YOUR INSTRUCTIONS: Search the data for the word "would" and copy every line that contains it.

[Data entries]

((

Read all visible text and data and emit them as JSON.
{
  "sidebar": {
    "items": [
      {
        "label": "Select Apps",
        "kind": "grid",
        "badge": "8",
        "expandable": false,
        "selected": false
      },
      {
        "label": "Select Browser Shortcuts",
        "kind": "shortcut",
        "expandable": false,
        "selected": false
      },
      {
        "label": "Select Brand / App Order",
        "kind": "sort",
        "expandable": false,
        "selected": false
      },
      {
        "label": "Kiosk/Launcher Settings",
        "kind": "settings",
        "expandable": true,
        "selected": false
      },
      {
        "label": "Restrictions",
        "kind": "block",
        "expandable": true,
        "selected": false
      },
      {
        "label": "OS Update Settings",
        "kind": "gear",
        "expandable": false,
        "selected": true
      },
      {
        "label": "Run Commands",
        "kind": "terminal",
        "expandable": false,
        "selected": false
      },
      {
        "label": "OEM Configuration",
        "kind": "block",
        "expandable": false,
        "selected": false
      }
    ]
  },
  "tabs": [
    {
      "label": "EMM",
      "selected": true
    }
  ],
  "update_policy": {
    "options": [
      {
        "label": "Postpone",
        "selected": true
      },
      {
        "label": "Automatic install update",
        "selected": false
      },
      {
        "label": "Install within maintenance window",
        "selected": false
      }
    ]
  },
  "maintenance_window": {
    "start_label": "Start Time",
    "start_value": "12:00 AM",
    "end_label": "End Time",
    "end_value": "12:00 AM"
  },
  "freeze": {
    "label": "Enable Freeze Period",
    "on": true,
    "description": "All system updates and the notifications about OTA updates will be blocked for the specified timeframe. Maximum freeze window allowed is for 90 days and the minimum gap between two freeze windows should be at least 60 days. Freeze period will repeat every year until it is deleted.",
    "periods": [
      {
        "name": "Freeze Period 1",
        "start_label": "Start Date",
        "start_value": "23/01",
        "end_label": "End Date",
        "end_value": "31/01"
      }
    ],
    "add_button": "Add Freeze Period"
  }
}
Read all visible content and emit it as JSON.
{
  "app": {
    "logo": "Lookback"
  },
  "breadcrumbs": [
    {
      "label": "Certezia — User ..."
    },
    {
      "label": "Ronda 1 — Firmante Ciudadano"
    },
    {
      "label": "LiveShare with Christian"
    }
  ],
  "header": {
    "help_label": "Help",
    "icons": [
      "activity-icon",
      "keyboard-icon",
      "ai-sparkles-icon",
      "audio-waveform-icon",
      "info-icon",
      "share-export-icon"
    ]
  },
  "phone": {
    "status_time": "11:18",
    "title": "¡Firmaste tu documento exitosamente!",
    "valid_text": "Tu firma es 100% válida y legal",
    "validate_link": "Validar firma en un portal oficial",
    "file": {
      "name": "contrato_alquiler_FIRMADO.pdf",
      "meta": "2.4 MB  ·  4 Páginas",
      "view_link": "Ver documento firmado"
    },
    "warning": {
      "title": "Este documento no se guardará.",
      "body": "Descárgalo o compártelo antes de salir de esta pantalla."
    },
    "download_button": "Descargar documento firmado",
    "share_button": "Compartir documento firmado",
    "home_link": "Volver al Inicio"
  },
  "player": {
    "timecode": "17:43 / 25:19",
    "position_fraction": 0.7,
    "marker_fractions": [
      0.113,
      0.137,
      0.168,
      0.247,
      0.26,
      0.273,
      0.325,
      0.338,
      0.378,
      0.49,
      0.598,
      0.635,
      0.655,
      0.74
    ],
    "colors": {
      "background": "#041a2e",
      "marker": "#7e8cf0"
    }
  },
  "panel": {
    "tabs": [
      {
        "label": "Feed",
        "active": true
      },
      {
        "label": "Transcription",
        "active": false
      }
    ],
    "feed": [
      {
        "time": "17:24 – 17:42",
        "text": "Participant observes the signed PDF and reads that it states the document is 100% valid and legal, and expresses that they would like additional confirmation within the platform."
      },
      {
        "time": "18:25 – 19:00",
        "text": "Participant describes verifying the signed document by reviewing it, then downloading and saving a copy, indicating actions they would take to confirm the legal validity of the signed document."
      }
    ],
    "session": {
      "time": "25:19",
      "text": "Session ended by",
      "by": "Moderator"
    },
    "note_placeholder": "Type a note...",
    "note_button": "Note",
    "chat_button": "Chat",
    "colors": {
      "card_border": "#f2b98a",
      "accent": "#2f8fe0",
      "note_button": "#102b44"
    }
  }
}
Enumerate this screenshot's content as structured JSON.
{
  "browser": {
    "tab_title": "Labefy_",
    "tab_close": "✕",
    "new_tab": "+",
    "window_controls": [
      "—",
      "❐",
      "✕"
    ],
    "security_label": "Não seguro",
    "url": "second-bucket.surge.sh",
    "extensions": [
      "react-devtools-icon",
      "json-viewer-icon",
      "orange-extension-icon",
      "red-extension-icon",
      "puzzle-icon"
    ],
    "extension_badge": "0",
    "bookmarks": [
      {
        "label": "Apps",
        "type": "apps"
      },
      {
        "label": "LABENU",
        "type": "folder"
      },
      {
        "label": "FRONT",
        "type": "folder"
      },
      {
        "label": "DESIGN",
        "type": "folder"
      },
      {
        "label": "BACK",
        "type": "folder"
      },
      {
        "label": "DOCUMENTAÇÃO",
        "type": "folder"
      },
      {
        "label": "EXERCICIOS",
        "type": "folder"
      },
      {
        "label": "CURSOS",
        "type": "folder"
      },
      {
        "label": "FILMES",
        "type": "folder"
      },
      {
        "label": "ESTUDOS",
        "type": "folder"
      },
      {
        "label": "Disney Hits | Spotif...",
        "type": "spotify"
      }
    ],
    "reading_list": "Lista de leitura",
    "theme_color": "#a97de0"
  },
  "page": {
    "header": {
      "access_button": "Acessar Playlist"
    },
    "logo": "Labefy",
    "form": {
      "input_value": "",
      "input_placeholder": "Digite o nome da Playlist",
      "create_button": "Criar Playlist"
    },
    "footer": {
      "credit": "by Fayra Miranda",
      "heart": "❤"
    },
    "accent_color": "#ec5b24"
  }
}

))

OUTPUT OF THE EXERCISE:
        "text": "Participant observes the signed PDF and reads that it states the document is 100% valid and legal, and expresses that they would like additional confirmation within the platform."
        "text": "Participant describes verifying the signed document by reviewing it, then downloading and saving a copy, indicating actions they would take to confirm the legal validity of the signed document."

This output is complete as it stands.